- **Exercise**: Retype the records that come next, word for word.

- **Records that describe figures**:
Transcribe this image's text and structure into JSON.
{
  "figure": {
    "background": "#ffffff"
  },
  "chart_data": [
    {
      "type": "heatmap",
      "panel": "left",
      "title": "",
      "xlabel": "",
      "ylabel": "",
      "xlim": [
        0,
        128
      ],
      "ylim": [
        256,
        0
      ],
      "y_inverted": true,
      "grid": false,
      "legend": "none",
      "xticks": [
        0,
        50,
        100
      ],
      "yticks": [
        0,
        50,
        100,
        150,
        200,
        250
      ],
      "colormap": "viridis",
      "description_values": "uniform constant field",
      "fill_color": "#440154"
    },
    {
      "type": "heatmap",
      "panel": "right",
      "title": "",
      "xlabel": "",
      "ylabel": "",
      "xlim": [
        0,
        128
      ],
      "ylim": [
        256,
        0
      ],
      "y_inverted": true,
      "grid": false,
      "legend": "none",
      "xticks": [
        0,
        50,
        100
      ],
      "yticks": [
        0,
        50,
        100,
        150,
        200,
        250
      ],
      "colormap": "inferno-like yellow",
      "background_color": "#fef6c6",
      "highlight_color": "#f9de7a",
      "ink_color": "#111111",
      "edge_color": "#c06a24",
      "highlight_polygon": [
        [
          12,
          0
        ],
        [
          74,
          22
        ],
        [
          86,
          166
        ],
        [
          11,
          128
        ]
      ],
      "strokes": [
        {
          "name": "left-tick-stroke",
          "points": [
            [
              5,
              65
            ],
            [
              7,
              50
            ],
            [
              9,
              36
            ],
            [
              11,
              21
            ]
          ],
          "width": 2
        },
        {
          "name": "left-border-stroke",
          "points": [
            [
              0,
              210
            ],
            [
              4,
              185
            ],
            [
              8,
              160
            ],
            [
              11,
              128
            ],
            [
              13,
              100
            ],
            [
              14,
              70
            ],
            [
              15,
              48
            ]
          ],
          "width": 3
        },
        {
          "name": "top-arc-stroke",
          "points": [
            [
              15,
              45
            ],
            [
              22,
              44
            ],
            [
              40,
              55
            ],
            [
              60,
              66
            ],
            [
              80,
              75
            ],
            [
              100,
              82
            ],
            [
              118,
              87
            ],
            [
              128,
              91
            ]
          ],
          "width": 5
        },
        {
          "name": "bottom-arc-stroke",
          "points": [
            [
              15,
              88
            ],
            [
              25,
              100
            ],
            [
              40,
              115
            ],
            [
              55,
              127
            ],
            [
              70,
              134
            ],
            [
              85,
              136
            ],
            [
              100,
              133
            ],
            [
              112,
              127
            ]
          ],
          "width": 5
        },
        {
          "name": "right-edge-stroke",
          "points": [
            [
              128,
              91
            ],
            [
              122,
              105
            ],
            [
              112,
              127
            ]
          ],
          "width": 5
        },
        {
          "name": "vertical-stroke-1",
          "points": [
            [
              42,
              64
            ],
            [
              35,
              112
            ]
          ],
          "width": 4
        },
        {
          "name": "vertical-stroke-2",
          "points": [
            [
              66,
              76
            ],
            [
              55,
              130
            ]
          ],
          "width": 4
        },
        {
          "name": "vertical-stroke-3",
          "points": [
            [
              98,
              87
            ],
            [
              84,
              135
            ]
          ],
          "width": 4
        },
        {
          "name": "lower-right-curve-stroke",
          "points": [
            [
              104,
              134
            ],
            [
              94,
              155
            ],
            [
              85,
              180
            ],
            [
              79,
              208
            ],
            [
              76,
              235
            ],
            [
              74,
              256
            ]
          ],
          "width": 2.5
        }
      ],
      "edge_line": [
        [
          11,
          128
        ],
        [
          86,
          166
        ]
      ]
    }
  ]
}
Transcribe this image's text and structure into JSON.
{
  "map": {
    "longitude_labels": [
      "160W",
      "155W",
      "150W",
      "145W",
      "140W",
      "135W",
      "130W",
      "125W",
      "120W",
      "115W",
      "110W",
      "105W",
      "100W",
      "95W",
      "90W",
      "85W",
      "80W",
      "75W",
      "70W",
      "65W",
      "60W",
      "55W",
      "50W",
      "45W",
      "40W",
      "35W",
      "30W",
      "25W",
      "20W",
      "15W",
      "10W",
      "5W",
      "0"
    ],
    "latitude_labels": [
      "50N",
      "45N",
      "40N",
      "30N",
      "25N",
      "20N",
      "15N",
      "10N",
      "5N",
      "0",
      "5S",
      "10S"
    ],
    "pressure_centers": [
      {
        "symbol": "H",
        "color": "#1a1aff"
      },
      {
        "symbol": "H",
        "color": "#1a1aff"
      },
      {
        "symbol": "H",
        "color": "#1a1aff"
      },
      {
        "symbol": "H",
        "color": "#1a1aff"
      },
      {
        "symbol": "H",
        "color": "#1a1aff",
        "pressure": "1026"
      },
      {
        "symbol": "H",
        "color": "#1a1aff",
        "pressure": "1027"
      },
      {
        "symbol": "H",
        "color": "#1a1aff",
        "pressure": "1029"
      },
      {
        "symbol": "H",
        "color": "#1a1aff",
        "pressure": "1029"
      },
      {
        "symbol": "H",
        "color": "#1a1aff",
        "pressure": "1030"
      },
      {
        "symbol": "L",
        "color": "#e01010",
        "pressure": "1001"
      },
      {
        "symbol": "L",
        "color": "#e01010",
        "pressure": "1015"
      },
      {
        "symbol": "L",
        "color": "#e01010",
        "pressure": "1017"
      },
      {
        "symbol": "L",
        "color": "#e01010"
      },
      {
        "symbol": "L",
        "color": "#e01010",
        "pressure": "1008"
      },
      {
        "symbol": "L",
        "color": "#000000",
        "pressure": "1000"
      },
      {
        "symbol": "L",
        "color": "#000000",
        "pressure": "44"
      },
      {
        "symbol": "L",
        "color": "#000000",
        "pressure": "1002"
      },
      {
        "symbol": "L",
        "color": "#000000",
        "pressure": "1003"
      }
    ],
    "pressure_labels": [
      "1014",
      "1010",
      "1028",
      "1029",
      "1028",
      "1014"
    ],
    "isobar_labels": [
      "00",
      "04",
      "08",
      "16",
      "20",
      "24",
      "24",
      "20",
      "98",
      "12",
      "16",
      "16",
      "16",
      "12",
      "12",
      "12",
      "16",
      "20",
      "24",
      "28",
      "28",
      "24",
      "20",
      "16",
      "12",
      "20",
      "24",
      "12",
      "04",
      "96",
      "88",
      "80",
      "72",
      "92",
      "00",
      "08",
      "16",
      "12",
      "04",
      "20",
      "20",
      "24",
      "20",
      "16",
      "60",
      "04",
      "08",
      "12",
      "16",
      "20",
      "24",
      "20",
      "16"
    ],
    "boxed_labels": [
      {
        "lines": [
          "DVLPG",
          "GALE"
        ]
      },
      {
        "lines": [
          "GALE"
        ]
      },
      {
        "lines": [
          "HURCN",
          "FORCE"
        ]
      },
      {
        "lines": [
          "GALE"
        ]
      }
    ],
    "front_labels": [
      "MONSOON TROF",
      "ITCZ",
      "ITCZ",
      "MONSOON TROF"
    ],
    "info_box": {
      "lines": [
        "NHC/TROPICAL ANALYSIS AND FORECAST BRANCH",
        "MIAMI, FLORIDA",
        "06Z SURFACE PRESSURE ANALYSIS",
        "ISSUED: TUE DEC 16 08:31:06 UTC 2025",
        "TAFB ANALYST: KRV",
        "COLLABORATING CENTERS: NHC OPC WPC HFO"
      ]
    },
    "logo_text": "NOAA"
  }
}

- **Exercise response**:
Transcribe this image's text and structure into JSON.
{
  "figure": {
    "background": "#ffffff"
  },
  "chart_data": [
    {
      "type": "heatmap",
      "panel": "left",
      "title": "",
      "xlabel": "",
      "ylabel": "",
      "xlim": [
        0,
        128
      ],
      "ylim": [
        256,
        0
      ],
      "y_inverted": true,
      "grid": false,
      "legend": "none",
      "xticks": [
        0,
        50,
        100
      ],
      "yticks": [
        0,
        50,
        100,
        150,
        200,
        250
      ],
      "colormap": "viridis",
      "description_values": "uniform constant field",
      "fill_color": "#440154"
    },
    {
      "type": "heatmap",
      "panel": "right",
      "title": "",
      "xlabel": "",
      "ylabel": "",
      "xlim": [
        0,
        128
      ],
      "ylim": [
        256,
        0
      ],
      "y_inverted": true,
      "grid": false,
      "legend": "none",
      "xticks": [
        0,
        50,
        100
      ],
      "yticks": [
        0,
        50,
        100,
        150,
        200,
        250
      ],
      "colormap": "inferno-like yellow",
      "background_color": "#fef6c6",
      "highlight_color": "#f9de7a",
      "ink_color": "#111111",
      "edge_color": "#c06a24",
      "highlight_polygon": [
        [
          12,
          0
        ],
        [
          74,
          22
        ],
        [
          86,
          166
        ],
        [
          11,
          128
        ]
      ],
      "strokes": [
        {
          "name": "left-tick-stroke",
          "points": [
            [
              5,
              65
            ],
            [
              7,
              50
            ],
            [
              9,
              36
            ],
            [
              11,
              21
            ]
          ],
          "width": 2
        },
        {
          "name": "left-border-stroke",
          "points": [
            [
              0,
              210
            ],
            [
              4,
              185
            ],
            [
              8,
              160
            ],
            [
              11,
              128
            ],
            [
              13,
              100
            ],
            [
              14,
              70
            ],
            [
              15,
              48
            ]
          ],
          "width": 3
        },
        {
          "name": "top-arc-stroke",
          "points": [
            [
              15,
              45
            ],
            [
              22,
              44
            ],
            [
              40,
              55
            ],
            [
              60,
              66
            ],
            [
              80,
              75
            ],
            [
              100,
              82
            ],
            [
              118,
              87
            ],
            [
              128,
              91
            ]
          ],
          "width": 5
        },
        {
          "name": "bottom-arc-stroke",
          "points": [
            [
              15,
              88
            ],
            [
              25,
              100
            ],
            [
              40,
              115
            ],
            [
              55,
              127
            ],
            [
              70,
              134
            ],
            [
              85,
              136
            ],
            [
              100,
              133
            ],
            [
              112,
              127
            ]
          ],
          "width": 5
        },
        {
          "name": "right-edge-stroke",
          "points": [
            [
              128,
              91
            ],
            [
              122,
              105
            ],
            [
              112,
              127
            ]
          ],
          "width": 5
        },
        {
          "name": "vertical-stroke-1",
          "points": [
            [
              42,
              64
            ],
            [
              35,
              112
            ]
          ],
          "width": 4
        },
        {
          "name": "vertical-stroke-2",
          "points": [
            [
              66,
              76
            ],
            [
              55,
              130
            ]
          ],
          "width": 4
        },
        {
          "name": "vertical-stroke-3",
          "points": [
            [
              98,
              87
            ],
            [
              84,
              135
            ]
          ],
          "width": 4
        },
        {
          "name": "lower-right-curve-stroke",
          "points": [
            [
              104,
              134
            ],
            [
              94,
              155
            ],
            [
              85,
              180
            ],
            [
              79,
              208
            ],
            [
              76,
              235
            ],
            [
              74,
              256
            ]
          ],
          "width": 2.5
        }
      ],
      "edge_line": [
        [
          11,
          128
        ],
        [
          86,
          166
        ]
      ]
    }
  ]
}
Transcribe this image's text and structure into JSON.
{
  "map": {
    "longitude_labels": [
      "160W",
      "155W",
      "150W",
      "145W",
      "140W",
      "135W",
      "130W",
      "125W",
      "120W",
      "115W",
      "110W",
      "105W",
      "100W",
      "95W",
      "90W",
      "85W",
      "80W",
      "75W",
      "70W",
      "65W",
      "60W",
      "55W",
      "50W",
      "45W",
      "40W",
      "35W",
      "30W",
      "25W",
      "20W",
      "15W",
      "10W",
      "5W",
      "0"
    ],
    "latitude_labels": [
      "50N",
      "45N",
      "40N",
      "30N",
      "25N",
      "20N",
      "15N",
      "10N",
      "5N",
      "0",
      "5S",
      "10S"
    ],
    "pressure_centers": [
      {
        "symbol": "H",
        "color": "#1a1aff"
      },
      {
        "symbol": "H",
        "color": "#1a1aff"
      },
      {
        "symbol": "H",
        "color": "#1a1aff"
      },
      {
        "symbol": "H",
        "color": "#1a1aff"
      },
      {
        "symbol": "H",
        "color": "#1a1aff",
        "pressure": "1026"
      },
      {
        "symbol": "H",
        "color": "#1a1aff",
        "pressure": "1027"
      },
      {
        "symbol": "H",
        "color": "#1a1aff",
        "pressure": "1029"
      },
      {
        "symbol": "H",
        "color": "#1a1aff",
        "pressure": "1029"
      },
      {
        "symbol": "H",
        "color": "#1a1aff",
        "pressure": "1030"
      },
      {
        "symbol": "L",
        "color": "#e01010",
        "pressure": "1001"
      },
      {
        "symbol": "L",
        "color": "#e01010",
        "pressure": "1015"
      },
      {
        "symbol": "L",
        "color": "#e01010",
        "pressure": "1017"
      },
      {
        "symbol": "L",
        "color": "#e01010"
      },
      {
        "symbol": "L",
        "color": "#e01010",
        "pressure": "1008"
      },
      {
        "symbol": "L",
        "color": "#000000",
        "pressure": "1000"
      },
      {
        "symbol": "L",
        "color": "#000000",
        "pressure": "44"
      },
      {
        "symbol": "L",
        "color": "#000000",
        "pressure": "1002"
      },
      {
        "symbol": "L",
        "color": "#000000",
        "pressure": "1003"
      }
    ],
    "pressure_labels": [
      "1014",
      "1010",
      "1028",
      "1029",
      "1028",
      "1014"
    ],
    "isobar_labels": [
      "00",
      "04",
      "08",
      "16",
      "20",
      "24",
      "24",
      "20",
      "98",
      "12",
      "16",
      "16",
      "16",
      "12",
      "12",
      "12",
      "16",
      "20",
      "24",
      "28",
      "28",
      "24",
      "20",
      "16",
      "12",
      "20",
      "24",
      "12",
      "04",
      "96",
      "88",
      "80",
      "72",
      "92",
      "00",
      "08",
      "16",
      "12",
      "04",
      "20",
      "20",
      "24",
      "20",
      "16",
      "60",
      "04",
      "08",
      "12",
      "16",
      "20",
      "24",
      "20",
      "16"
    ],
    "boxed_labels": [
      {
        "lines": [
          "DVLPG",
          "GALE"
        ]
      },
      {
        "lines": [
          "GALE"
        ]
      },
      {
        "lines": [
          "HURCN",
          "FORCE"
        ]
      },
      {
        "lines": [
          "GALE"
        ]
      }
    ],
    "front_labels": [
      "MONSOON TROF",
      "ITCZ",
      "ITCZ",
      "MONSOON TROF"
    ],
    "info_box": {
      "lines": [
        "NHC/TROPICAL ANALYSIS AND FORECAST BRANCH",
        "MIAMI, FLORIDA",
        "06Z SURFACE PRESSURE ANALYSIS",
        "ISSUED: TUE DEC 16 08:31:06 UTC 2025",
        "TAFB ANALYST: KRV",
        "COLLABORATING CENTERS: NHC OPC WPC HFO"
      ]
    },
    "logo_text": "NOAA"
  }
}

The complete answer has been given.